[DO THIS] Will you reproduce verbatim the stretch from the first row through the row that contains "abstract-p2-text-c: checks the"?

[RECORDS FOR THE TASK]

..............................

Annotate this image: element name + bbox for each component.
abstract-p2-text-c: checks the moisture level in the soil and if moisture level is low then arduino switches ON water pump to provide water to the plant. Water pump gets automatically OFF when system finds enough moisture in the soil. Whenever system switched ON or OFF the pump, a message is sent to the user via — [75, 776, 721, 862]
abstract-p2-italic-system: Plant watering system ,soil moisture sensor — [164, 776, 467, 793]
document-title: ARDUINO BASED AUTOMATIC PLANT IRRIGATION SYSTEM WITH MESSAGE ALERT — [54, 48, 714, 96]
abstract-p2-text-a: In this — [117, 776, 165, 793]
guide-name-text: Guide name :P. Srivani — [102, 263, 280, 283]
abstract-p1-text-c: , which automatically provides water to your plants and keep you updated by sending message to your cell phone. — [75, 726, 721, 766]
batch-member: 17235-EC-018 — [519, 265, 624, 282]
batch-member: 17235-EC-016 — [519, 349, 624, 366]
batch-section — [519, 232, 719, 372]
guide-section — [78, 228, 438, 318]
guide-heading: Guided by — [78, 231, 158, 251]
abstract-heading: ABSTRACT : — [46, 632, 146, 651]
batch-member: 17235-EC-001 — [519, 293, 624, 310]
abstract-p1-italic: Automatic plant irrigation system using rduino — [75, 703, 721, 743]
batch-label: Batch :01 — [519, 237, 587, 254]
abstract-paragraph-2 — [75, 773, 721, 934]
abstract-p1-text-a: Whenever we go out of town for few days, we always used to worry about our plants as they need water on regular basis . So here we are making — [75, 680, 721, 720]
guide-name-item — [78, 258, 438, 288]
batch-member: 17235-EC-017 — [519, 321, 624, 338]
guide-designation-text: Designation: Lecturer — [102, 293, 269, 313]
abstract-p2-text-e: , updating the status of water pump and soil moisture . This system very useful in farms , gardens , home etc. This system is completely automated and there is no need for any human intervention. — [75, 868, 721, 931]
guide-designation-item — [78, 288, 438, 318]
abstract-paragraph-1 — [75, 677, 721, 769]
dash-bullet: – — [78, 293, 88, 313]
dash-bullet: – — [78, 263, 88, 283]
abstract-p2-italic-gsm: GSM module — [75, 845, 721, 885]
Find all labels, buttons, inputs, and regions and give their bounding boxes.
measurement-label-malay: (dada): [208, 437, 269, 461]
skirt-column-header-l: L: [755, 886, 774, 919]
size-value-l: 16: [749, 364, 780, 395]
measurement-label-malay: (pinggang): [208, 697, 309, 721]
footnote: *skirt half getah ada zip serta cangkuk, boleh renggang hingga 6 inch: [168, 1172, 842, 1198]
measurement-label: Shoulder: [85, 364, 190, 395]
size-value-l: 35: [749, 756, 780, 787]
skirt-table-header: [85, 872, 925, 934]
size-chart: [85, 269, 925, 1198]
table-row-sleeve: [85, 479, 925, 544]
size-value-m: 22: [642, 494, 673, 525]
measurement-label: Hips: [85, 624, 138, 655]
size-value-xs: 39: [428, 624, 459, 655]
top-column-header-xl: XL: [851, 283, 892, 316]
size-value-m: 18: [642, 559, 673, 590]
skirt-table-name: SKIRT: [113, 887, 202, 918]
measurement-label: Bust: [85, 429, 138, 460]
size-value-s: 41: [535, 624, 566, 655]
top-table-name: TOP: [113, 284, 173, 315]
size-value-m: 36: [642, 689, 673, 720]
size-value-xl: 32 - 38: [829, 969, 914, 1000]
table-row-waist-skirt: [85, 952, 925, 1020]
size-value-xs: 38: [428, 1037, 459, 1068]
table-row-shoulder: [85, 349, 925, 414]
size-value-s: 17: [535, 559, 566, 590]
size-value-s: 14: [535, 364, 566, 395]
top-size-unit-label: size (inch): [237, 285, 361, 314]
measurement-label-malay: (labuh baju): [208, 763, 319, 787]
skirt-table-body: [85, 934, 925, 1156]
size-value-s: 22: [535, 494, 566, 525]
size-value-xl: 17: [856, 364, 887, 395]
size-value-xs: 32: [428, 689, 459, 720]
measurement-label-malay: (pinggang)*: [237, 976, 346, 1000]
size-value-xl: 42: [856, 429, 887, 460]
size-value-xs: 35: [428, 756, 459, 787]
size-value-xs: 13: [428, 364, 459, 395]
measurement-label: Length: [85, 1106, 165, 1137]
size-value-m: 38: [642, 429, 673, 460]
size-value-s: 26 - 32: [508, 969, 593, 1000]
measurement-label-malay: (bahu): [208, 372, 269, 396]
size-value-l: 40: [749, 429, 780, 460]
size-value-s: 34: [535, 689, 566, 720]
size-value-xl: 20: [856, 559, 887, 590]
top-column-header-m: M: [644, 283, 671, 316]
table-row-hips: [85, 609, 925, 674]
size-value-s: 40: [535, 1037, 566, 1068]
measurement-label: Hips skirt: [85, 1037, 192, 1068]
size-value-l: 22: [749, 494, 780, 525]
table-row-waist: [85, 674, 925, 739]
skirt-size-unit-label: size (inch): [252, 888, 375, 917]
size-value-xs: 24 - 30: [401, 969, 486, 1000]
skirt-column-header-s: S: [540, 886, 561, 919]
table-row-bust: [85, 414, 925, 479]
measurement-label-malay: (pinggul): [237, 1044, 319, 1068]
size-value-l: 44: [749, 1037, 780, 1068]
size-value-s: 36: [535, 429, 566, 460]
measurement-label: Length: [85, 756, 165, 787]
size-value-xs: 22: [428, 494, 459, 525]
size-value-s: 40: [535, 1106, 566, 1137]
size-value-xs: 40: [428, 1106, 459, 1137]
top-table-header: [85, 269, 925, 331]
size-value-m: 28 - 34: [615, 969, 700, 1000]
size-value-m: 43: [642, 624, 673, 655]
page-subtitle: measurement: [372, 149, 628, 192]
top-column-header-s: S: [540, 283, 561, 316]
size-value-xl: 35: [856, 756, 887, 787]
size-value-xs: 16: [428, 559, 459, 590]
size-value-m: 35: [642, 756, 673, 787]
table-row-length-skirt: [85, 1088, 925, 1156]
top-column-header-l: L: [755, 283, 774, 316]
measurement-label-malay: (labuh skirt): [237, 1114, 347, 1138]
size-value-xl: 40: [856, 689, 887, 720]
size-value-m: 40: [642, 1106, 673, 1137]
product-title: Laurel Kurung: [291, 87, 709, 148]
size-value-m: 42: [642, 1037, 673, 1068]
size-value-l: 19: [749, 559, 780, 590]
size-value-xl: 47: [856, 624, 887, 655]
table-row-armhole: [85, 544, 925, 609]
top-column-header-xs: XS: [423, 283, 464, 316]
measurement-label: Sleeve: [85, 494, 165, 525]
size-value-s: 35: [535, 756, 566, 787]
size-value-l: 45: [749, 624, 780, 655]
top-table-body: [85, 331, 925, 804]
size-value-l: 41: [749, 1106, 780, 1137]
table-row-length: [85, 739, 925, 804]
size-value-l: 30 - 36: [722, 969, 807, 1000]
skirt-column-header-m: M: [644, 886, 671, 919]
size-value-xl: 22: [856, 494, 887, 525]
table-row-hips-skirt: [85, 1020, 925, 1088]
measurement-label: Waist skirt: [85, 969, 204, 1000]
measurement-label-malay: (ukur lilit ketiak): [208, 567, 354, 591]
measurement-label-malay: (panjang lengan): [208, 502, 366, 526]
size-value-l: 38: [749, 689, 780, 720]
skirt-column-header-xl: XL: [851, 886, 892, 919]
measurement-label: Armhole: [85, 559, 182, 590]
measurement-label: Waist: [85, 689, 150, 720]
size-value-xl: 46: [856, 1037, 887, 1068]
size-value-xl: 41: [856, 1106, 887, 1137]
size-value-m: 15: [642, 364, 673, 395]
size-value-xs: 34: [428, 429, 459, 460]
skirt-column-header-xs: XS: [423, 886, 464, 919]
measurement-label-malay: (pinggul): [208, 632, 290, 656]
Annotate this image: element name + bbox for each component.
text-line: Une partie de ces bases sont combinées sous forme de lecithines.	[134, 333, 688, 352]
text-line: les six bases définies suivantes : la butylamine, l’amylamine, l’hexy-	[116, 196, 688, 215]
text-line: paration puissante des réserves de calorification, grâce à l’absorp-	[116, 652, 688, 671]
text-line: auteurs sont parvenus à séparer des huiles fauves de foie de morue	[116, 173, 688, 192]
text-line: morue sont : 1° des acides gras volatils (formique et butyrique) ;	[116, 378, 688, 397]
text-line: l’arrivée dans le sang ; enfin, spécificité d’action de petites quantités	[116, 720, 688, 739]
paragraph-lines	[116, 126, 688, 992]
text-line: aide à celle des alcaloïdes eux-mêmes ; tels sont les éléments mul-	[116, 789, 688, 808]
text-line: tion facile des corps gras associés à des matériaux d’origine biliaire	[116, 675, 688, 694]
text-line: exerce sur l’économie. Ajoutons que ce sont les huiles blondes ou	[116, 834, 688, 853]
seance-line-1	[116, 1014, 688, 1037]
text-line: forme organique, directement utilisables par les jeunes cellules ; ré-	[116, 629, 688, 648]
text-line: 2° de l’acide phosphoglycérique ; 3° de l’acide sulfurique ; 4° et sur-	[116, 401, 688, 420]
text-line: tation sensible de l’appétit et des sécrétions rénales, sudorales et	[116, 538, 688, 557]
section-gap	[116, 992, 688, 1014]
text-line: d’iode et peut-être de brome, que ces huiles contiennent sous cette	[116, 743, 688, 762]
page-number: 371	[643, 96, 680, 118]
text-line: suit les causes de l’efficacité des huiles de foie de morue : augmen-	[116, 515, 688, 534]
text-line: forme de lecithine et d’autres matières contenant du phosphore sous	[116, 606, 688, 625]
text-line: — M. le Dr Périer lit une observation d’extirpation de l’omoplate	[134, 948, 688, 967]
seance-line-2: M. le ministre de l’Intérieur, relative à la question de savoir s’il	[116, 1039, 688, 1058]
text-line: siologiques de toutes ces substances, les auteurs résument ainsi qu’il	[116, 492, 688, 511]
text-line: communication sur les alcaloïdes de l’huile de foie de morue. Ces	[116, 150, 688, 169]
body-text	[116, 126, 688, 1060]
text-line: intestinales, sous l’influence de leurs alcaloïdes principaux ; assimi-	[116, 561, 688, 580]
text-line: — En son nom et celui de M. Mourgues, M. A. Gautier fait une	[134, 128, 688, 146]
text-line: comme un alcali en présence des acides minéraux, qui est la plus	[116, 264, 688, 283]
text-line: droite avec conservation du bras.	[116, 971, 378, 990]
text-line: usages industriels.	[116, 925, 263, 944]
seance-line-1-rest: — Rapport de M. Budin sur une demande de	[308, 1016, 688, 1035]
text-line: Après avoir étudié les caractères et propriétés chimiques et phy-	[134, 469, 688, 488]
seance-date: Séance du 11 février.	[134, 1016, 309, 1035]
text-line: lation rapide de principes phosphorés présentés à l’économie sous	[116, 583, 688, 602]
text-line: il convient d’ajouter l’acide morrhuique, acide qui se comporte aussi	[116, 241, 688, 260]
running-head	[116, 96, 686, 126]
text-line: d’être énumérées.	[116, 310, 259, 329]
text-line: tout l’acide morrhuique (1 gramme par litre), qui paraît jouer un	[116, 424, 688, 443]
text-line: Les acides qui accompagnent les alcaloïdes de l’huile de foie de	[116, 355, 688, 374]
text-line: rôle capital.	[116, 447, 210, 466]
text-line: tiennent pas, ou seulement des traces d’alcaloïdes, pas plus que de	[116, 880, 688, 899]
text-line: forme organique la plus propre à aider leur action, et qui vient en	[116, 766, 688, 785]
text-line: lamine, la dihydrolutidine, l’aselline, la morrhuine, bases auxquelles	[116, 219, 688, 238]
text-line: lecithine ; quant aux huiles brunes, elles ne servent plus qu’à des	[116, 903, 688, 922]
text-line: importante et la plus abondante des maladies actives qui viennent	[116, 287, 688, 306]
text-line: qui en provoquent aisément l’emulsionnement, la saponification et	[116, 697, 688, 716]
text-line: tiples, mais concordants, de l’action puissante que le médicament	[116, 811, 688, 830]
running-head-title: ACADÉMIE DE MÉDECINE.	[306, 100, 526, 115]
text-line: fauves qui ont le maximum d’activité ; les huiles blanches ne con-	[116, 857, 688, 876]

..............................

[RESULT FOR THIS EXERCISE]
Annotate this image: element name + bbox for each component.
abstract-p2-text-c: checks the moisture level in the soil and if moisture level is low then arduino switches ON water pump to provide water to the plant. Water pump gets automatically OFF when system finds enough moisture in the soil. Whenever system switched ON or OFF the pump, a message is sent to the user via — [75, 776, 721, 862]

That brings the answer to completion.